**Document segment**
▼

A journalist named Rob Waters attempts to clear up the conflation of the identities of the two men:
I think you're confusing the issue and getting too hung up on the provenance of the phrase, ``the Berlin patient.'' Yes, there was another but they're not the same guy and they didn't have the same procedure. Berlin patientn #2, if you want to call him that, went from HIV-infected to having no detectable virus after receiving a stem-cell transplant and has captivated AIDS researchers for that reason.
Note also, that Sangamo is mentioned in the context of this discussion.
For further coincidence, Mark Schoofs—the author of the 1998 article that identified the first guy as "The Berlin Patient" ( http://www.nytimes.com/1998/06/21/magazine/the-berlin-patient.html?pagewanted=all&src=pm ) in 2008 wrote about a patient who matches Tim Brown's profile ( http://online.wsj.com/article/SB122602394113507555.html ). Curiously, Schoofs did not use the moniker "The Berlin Patient" in his later article as he did in the first.

▲

**Available data**
▼

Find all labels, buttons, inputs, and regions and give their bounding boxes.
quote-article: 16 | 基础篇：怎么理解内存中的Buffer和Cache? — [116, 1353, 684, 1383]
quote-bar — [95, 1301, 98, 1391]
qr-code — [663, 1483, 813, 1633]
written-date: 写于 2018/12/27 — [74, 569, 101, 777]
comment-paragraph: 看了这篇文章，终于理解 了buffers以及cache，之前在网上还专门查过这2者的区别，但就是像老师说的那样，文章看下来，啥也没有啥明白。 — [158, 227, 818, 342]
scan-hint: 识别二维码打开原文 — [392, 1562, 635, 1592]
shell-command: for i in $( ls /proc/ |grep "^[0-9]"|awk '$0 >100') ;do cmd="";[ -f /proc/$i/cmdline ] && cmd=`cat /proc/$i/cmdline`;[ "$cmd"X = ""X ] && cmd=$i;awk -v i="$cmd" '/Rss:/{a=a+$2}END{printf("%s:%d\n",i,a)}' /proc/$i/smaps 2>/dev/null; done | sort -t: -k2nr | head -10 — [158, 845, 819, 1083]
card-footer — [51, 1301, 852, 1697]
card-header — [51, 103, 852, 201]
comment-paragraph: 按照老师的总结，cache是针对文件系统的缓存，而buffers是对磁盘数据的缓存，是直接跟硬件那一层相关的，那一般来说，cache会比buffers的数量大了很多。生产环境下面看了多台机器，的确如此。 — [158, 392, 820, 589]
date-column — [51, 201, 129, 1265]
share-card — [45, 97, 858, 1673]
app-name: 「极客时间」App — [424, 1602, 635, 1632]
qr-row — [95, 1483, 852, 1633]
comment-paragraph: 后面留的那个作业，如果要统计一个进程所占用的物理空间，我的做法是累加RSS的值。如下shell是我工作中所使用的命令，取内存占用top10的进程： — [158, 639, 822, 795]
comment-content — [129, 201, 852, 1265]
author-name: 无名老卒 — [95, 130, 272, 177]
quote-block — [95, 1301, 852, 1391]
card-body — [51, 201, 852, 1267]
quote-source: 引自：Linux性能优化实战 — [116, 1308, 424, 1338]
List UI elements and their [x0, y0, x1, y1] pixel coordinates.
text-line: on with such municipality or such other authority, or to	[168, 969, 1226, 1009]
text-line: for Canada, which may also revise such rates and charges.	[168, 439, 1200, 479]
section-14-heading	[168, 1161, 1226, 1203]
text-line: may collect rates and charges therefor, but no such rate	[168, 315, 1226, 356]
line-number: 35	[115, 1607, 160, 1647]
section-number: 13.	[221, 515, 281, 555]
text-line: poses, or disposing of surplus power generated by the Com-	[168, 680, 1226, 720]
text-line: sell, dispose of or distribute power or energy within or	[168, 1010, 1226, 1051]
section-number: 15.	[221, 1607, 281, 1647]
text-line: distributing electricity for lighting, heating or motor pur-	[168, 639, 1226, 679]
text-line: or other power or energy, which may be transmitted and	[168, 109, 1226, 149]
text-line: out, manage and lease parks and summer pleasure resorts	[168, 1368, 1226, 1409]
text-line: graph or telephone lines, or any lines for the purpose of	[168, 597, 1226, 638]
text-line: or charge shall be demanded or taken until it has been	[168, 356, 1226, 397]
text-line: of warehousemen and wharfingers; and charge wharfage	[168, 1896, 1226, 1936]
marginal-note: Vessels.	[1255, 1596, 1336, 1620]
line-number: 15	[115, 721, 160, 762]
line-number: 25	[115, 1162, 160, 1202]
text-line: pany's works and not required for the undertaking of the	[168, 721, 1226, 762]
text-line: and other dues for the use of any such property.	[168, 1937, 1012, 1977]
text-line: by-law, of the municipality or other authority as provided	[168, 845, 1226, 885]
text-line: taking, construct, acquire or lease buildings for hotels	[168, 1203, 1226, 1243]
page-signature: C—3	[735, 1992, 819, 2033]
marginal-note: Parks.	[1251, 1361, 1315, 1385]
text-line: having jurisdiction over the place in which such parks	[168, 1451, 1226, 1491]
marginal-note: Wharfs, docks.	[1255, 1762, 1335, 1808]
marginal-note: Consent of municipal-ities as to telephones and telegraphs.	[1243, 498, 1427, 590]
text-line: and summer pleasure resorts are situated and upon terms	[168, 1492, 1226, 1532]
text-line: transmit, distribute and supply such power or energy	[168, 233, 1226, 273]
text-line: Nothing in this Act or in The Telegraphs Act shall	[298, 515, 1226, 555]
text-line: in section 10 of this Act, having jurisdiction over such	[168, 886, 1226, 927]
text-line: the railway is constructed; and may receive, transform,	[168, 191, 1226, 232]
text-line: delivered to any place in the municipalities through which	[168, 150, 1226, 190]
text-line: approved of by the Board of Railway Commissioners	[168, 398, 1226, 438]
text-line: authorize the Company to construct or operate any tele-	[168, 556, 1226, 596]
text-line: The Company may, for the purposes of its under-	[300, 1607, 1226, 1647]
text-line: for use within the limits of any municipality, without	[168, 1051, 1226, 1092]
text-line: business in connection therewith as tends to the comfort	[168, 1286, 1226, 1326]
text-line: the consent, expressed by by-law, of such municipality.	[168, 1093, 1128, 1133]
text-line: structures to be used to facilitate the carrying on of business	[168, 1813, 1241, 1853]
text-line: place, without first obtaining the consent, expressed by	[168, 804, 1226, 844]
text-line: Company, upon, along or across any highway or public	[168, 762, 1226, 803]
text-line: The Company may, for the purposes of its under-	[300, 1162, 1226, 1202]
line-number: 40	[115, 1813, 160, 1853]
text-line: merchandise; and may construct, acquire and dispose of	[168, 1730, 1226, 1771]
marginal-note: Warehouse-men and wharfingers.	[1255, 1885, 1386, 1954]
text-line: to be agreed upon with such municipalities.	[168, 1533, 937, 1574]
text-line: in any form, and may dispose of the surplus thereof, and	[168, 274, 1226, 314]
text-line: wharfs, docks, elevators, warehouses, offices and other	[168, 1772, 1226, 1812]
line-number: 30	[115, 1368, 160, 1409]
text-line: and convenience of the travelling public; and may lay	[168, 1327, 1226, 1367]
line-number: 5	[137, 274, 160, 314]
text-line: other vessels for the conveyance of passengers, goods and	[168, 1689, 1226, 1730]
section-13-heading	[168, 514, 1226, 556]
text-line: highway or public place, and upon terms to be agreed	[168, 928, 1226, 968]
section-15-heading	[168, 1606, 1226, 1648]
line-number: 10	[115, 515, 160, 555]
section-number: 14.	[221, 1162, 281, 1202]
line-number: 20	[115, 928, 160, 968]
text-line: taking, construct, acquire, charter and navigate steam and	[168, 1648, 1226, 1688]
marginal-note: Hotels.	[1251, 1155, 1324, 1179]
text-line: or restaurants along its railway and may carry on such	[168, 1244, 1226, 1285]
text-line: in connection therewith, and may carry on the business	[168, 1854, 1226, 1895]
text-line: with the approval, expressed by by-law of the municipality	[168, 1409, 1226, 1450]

▲

**Problem statement**
In the Berlin patient passage, could you write out the part from "For further coincidence, Mark" to "in the first." again, substituting "nickname" for "moniker"? Use only the Berlin patient passage.

**Response to the task**
For further coincidence, Mark Schoofs—the author of the 1998 article that identified the first guy as "The Berlin Patient" ( http://www.nytimes.com/1998/06/21/magazine/the-berlin-patient.html?pagewanted=all&src=pm ) in 2008 wrote about a patient who matches Tim Brown's profile ( http://online.wsj.com/article/SB122602394113507555.html ). Curiously, Schoofs did not use the nickname "The Berlin Patient" in his later article as he did in the first.